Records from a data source
********************

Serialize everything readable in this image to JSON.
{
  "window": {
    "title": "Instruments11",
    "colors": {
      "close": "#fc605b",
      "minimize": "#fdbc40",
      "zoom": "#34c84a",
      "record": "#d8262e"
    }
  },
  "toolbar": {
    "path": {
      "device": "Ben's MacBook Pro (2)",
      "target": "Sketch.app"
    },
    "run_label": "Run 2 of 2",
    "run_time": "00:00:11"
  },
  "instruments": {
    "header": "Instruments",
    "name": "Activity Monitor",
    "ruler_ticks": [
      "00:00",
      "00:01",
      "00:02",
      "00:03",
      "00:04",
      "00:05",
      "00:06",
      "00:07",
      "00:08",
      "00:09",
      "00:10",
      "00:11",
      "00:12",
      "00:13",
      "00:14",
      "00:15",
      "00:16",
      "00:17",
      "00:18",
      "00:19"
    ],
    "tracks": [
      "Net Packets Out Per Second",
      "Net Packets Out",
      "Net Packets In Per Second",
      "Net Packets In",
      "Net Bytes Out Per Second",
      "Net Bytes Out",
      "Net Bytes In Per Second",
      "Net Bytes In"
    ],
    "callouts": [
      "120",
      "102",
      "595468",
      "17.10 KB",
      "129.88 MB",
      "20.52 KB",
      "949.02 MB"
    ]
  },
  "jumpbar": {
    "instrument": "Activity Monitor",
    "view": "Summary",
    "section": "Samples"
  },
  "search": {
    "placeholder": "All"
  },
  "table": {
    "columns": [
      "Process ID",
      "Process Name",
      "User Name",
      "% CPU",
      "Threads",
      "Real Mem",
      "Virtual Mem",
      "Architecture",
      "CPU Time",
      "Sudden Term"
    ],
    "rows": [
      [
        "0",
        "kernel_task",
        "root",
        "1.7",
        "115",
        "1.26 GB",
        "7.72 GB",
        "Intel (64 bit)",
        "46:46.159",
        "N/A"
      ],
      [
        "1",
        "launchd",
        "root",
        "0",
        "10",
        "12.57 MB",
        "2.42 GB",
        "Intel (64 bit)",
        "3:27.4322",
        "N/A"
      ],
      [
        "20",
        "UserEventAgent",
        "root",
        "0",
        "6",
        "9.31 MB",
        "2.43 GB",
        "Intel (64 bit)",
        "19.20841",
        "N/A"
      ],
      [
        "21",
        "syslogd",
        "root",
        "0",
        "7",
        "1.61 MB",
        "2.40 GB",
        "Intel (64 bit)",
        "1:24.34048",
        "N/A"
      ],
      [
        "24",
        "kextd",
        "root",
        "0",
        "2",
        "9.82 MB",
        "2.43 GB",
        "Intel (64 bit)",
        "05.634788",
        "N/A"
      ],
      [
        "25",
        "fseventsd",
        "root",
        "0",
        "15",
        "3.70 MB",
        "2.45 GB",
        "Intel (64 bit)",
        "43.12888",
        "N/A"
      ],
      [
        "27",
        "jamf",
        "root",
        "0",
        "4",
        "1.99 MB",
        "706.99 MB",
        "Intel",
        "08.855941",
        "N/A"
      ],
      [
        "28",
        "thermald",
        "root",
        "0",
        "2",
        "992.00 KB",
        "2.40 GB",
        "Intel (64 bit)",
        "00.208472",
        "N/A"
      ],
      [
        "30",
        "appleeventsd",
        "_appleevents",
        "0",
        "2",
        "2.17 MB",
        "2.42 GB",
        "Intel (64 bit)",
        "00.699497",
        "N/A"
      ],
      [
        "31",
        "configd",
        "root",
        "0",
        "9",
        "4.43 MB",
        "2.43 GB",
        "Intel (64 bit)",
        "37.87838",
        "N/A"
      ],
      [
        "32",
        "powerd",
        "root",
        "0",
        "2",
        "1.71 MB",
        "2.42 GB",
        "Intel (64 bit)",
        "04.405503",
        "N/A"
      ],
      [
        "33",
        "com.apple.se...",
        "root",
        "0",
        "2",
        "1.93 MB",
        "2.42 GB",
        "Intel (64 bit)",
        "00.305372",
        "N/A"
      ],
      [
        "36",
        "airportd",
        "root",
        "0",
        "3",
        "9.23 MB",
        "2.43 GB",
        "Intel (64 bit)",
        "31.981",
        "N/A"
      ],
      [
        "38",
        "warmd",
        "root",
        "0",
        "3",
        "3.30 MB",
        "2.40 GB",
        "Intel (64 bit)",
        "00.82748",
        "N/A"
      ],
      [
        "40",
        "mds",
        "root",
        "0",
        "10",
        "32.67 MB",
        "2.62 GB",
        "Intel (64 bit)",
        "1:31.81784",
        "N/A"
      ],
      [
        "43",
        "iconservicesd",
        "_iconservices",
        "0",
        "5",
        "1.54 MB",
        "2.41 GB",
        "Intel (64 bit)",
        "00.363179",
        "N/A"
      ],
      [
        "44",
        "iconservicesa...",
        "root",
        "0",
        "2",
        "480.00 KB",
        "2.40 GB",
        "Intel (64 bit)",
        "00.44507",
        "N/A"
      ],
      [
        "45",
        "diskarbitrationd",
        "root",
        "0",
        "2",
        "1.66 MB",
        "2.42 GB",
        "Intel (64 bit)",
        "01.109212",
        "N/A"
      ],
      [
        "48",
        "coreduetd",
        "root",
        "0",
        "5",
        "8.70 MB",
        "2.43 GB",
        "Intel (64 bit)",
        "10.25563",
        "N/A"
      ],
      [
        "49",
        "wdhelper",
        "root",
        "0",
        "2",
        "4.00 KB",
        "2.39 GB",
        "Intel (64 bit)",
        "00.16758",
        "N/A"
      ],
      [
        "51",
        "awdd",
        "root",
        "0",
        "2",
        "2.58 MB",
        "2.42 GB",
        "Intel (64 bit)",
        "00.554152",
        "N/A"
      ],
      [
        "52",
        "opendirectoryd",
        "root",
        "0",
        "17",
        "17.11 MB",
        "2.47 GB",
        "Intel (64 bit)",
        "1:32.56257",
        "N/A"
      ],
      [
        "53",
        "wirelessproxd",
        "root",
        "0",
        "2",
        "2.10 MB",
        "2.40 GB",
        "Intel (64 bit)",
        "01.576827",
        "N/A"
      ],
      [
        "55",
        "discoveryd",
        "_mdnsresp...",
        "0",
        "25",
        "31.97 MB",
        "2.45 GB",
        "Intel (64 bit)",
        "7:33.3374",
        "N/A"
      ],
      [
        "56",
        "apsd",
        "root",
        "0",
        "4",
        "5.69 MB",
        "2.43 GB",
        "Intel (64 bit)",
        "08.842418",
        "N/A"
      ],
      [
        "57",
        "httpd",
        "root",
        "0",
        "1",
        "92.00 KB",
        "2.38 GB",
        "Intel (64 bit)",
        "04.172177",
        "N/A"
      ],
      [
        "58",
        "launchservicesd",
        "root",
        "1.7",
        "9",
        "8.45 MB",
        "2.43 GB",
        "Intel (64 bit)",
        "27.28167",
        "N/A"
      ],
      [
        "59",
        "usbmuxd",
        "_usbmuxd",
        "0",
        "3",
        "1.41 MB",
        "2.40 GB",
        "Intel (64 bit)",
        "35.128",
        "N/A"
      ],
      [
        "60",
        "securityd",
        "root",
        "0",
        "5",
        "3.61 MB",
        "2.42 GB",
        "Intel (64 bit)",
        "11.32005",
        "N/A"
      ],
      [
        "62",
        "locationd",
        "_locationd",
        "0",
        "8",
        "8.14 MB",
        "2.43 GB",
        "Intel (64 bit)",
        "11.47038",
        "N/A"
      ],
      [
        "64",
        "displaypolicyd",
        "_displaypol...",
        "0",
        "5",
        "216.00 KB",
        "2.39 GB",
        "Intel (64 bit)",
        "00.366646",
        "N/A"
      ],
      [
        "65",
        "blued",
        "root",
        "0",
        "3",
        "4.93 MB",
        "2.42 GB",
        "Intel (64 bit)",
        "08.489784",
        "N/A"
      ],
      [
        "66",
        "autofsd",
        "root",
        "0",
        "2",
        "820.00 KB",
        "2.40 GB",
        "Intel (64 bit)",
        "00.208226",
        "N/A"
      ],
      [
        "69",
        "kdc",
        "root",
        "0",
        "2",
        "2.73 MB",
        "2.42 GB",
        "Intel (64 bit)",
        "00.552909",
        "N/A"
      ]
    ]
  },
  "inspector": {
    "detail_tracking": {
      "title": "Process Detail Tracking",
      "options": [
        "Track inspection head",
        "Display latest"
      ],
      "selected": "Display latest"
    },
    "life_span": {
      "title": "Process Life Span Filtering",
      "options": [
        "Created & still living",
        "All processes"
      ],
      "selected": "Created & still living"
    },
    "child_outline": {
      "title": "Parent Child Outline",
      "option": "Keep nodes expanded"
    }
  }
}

********************

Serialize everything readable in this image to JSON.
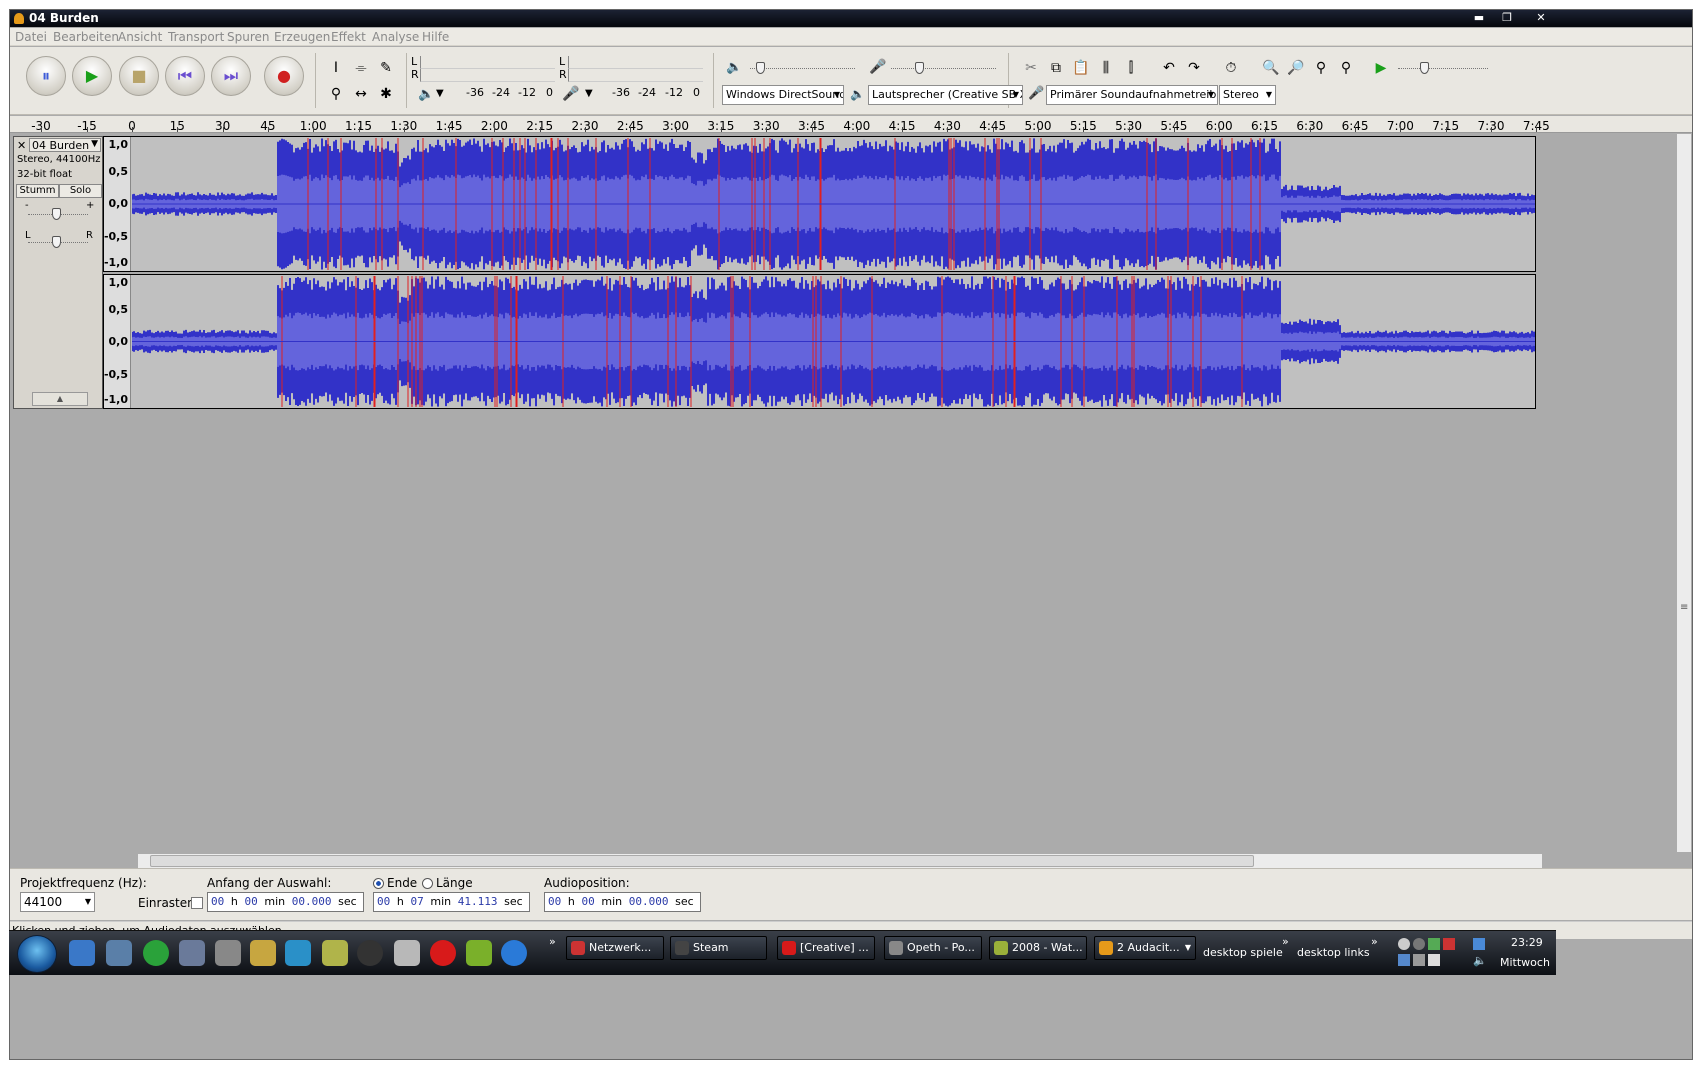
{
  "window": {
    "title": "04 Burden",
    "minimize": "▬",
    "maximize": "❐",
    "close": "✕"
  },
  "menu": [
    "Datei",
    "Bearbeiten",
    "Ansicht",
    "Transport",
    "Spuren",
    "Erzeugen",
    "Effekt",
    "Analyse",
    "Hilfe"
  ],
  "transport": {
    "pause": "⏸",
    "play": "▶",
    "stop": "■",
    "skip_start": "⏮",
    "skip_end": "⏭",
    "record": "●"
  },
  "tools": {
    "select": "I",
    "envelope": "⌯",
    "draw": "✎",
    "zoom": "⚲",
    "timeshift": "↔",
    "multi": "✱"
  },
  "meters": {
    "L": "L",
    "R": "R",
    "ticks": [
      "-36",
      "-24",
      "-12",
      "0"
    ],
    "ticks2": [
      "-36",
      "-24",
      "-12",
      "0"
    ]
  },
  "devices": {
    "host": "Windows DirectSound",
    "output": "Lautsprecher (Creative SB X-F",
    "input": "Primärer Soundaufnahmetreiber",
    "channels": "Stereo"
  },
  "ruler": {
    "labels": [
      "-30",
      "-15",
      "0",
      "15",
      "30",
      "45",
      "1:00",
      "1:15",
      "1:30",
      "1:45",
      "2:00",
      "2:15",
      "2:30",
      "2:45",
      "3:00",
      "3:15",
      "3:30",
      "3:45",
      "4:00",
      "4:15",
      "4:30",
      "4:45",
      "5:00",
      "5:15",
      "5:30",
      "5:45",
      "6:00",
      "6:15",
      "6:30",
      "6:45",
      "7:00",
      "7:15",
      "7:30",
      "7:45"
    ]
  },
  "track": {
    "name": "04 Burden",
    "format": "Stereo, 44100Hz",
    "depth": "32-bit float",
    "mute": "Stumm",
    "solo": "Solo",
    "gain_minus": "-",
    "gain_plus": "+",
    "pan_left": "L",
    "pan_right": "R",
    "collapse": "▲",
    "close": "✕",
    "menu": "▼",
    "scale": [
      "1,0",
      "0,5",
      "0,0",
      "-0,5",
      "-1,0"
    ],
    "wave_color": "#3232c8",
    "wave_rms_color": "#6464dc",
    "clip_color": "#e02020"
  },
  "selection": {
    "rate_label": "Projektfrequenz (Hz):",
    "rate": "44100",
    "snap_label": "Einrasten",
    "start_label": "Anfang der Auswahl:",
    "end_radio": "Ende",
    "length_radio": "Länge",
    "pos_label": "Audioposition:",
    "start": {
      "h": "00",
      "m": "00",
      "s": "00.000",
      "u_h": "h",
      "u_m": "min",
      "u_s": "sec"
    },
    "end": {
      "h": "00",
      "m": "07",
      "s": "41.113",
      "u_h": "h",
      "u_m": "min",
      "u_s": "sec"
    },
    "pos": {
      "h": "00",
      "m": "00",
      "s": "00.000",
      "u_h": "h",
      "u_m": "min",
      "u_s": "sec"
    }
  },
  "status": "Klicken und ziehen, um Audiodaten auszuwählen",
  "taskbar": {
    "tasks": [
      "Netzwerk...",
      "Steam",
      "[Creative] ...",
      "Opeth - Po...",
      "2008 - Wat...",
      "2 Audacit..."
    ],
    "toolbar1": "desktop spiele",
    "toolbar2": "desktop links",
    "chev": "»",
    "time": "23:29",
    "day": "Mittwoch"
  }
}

********************

- Exercise task -
What is the number of lines above that hold the string "Second"? Answer with that number alone.

- Solution to this task -
4